Stored records
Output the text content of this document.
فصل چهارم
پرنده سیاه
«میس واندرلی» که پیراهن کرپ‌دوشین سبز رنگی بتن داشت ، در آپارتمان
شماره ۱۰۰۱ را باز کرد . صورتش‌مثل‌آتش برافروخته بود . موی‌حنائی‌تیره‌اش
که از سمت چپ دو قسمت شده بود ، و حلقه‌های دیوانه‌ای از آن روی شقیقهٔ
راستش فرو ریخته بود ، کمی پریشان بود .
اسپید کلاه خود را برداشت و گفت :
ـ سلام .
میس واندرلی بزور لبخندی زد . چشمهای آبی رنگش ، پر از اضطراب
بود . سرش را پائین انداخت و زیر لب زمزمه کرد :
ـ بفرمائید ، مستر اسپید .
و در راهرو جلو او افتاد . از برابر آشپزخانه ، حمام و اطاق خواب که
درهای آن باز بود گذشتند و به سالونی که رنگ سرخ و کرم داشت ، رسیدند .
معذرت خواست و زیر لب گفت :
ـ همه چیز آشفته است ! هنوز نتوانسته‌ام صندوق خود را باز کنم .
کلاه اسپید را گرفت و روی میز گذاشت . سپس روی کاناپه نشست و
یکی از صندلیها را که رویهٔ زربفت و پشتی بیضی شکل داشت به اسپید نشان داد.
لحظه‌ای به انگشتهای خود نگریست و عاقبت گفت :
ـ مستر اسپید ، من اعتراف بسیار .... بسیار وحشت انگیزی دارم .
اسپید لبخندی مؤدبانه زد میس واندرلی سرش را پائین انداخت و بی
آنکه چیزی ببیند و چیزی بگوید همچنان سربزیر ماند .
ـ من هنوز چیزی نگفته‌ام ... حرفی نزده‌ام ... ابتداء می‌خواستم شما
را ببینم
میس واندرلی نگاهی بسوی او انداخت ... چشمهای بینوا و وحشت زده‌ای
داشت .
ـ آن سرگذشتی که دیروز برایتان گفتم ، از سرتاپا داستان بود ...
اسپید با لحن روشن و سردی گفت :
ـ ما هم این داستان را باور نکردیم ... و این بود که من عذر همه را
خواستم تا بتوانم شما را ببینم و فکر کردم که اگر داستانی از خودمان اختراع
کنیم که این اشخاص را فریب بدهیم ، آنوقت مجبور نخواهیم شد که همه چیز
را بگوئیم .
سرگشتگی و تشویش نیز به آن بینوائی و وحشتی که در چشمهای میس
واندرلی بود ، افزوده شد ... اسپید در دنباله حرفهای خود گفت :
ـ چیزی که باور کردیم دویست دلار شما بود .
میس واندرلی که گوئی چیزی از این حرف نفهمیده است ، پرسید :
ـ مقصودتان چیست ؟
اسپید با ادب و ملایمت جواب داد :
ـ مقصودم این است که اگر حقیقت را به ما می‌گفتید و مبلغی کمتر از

Work to do
Repeat the lines above exactly.

Task answer
Output the text content of this document.
فصل چهارم
پرنده سیاه
«میس واندرلی» که پیراهن کرپ‌دوشین سبز رنگی بتن داشت ، در آپارتمان
شماره ۱۰۰۱ را باز کرد . صورتش‌مثل‌آتش برافروخته بود . موی‌حنائی‌تیره‌اش
که از سمت چپ دو قسمت شده بود ، و حلقه‌های دیوانه‌ای از آن روی شقیقهٔ
راستش فرو ریخته بود ، کمی پریشان بود .
اسپید کلاه خود را برداشت و گفت :
ـ سلام .
میس واندرلی بزور لبخندی زد . چشمهای آبی رنگش ، پر از اضطراب
بود . سرش را پائین انداخت و زیر لب زمزمه کرد :
ـ بفرمائید ، مستر اسپید .
و در راهرو جلو او افتاد . از برابر آشپزخانه ، حمام و اطاق خواب که
درهای آن باز بود گذشتند و به سالونی که رنگ سرخ و کرم داشت ، رسیدند .
معذرت خواست و زیر لب گفت :
ـ همه چیز آشفته است ! هنوز نتوانسته‌ام صندوق خود را باز کنم .
کلاه اسپید را گرفت و روی میز گذاشت . سپس روی کاناپه نشست و
یکی از صندلیها را که رویهٔ زربفت و پشتی بیضی شکل داشت به اسپید نشان داد.
لحظه‌ای به انگشتهای خود نگریست و عاقبت گفت :
ـ مستر اسپید ، من اعتراف بسیار .... بسیار وحشت انگیزی دارم .
اسپید لبخندی مؤدبانه زد میس واندرلی سرش را پائین انداخت و بی
آنکه چیزی ببیند و چیزی بگوید همچنان سربزیر ماند .
ـ من هنوز چیزی نگفته‌ام ... حرفی نزده‌ام ... ابتداء می‌خواستم شما
را ببینم
میس واندرلی نگاهی بسوی او انداخت ... چشمهای بینوا و وحشت زده‌ای
داشت .
ـ آن سرگذشتی که دیروز برایتان گفتم ، از سرتاپا داستان بود ...
اسپید با لحن روشن و سردی گفت :
ـ ما هم این داستان را باور نکردیم ... و این بود که من عذر همه را
خواستم تا بتوانم شما را ببینم و فکر کردم که اگر داستانی از خودمان اختراع
کنیم که این اشخاص را فریب بدهیم ، آنوقت مجبور نخواهیم شد که همه چیز
را بگوئیم .
سرگشتگی و تشویش نیز به آن بینوائی و وحشتی که در چشمهای میس
واندرلی بود ، افزوده شد ... اسپید در دنباله حرفهای خود گفت :
ـ چیزی که باور کردیم دویست دلار شما بود .
میس واندرلی که گوئی چیزی از این حرف نفهمیده است ، پرسید :
ـ مقصودتان چیست ؟
اسپید با ادب و ملایمت جواب داد :
ـ مقصودم این است که اگر حقیقت را به ما می‌گفتید و مبلغی کمتر از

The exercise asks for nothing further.